#### WHAT THE TASK REQUIRES:
Show all lines holding "tablas".

#### DATA PROVIDED:
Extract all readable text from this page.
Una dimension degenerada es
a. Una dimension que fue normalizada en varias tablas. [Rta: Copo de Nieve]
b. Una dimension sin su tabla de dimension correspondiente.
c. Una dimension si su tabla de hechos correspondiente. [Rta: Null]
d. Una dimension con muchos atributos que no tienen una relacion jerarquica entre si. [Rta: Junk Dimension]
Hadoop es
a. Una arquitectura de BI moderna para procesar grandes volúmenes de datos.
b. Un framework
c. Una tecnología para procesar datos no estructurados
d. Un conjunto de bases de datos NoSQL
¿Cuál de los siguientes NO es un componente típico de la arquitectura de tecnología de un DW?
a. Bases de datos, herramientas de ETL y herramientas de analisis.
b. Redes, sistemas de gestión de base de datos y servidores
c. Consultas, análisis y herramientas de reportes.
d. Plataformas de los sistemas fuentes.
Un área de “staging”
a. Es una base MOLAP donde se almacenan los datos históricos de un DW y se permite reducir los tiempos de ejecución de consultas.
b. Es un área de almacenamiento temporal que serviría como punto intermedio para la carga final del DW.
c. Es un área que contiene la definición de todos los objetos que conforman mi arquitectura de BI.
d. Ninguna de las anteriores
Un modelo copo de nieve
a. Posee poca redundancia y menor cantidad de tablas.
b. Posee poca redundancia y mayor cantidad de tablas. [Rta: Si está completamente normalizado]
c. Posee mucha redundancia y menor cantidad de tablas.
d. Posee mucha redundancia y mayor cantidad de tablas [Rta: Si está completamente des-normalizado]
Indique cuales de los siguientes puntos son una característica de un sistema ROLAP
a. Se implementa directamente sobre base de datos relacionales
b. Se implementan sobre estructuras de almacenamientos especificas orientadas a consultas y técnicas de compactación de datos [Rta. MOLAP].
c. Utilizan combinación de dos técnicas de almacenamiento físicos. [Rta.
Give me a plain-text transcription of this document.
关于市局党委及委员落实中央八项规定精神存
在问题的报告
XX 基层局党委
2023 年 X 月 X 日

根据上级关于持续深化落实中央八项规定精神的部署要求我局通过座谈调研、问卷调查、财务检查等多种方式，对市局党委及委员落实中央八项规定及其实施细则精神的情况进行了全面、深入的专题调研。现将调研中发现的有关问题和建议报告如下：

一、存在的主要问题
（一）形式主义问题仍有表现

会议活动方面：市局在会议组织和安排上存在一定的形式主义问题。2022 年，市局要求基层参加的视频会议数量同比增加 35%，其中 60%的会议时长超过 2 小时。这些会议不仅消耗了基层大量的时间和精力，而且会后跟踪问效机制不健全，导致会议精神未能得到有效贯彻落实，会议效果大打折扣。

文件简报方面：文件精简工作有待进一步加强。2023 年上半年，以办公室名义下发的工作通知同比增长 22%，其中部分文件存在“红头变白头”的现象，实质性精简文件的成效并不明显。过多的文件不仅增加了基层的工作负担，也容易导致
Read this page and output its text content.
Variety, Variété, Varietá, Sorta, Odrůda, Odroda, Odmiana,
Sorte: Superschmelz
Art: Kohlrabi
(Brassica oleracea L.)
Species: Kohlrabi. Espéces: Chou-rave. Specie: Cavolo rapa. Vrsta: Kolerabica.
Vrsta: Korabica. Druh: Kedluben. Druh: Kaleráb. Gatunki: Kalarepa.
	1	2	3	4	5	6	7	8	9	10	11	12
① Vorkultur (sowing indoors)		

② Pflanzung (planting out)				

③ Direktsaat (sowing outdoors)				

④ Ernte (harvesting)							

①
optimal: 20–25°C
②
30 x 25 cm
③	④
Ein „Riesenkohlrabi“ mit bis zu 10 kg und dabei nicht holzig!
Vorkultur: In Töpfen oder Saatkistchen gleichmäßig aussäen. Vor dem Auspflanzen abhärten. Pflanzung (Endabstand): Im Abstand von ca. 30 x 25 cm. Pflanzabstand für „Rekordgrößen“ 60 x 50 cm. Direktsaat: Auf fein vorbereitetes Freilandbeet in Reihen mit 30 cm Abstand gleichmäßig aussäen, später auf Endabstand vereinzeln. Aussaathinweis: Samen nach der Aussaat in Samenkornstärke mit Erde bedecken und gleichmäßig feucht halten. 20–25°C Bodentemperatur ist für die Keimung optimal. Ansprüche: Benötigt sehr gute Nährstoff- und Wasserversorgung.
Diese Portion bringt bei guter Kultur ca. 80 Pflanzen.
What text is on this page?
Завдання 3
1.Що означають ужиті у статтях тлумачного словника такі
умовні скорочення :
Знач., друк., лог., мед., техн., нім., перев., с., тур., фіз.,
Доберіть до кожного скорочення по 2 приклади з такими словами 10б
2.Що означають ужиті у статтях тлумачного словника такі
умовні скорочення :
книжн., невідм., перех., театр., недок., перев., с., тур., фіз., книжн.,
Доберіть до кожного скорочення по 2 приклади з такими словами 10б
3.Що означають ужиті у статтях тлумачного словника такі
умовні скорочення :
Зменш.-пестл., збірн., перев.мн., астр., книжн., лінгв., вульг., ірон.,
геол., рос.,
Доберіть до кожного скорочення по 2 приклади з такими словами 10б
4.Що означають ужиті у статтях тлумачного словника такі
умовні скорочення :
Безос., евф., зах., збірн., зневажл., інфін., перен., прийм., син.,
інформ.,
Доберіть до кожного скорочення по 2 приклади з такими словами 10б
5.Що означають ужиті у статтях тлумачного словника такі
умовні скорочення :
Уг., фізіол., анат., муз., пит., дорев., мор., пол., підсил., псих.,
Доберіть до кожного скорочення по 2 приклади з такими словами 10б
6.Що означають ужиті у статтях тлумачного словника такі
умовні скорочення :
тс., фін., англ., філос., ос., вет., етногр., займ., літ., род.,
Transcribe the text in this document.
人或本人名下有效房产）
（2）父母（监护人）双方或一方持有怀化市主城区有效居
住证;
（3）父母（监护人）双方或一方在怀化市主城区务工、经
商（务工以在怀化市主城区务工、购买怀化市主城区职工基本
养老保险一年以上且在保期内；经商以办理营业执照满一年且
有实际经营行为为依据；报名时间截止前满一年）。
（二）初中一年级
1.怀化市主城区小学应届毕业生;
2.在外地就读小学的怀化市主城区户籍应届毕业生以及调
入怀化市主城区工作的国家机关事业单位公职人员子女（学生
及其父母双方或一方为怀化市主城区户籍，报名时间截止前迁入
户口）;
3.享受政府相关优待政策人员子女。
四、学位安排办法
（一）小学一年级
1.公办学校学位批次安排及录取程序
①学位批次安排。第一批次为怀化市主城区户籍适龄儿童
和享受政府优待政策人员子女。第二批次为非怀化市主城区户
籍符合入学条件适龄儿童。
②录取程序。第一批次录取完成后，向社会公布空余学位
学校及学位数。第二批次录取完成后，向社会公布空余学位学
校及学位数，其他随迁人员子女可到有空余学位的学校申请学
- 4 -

#### EXERCISE SOLUTION:
a. Una dimension que fue normalizada en varias tablas. [Rta: Copo de Nieve]
a. Posee poca redundancia y menor cantidad de tablas.
b. Posee poca redundancia y mayor cantidad de tablas. [Rta: Si está completamente normalizado]
c. Posee mucha redundancia y menor cantidad de tablas.
d. Posee mucha redundancia y mayor cantidad de tablas [Rta: Si está completamente des-normalizado]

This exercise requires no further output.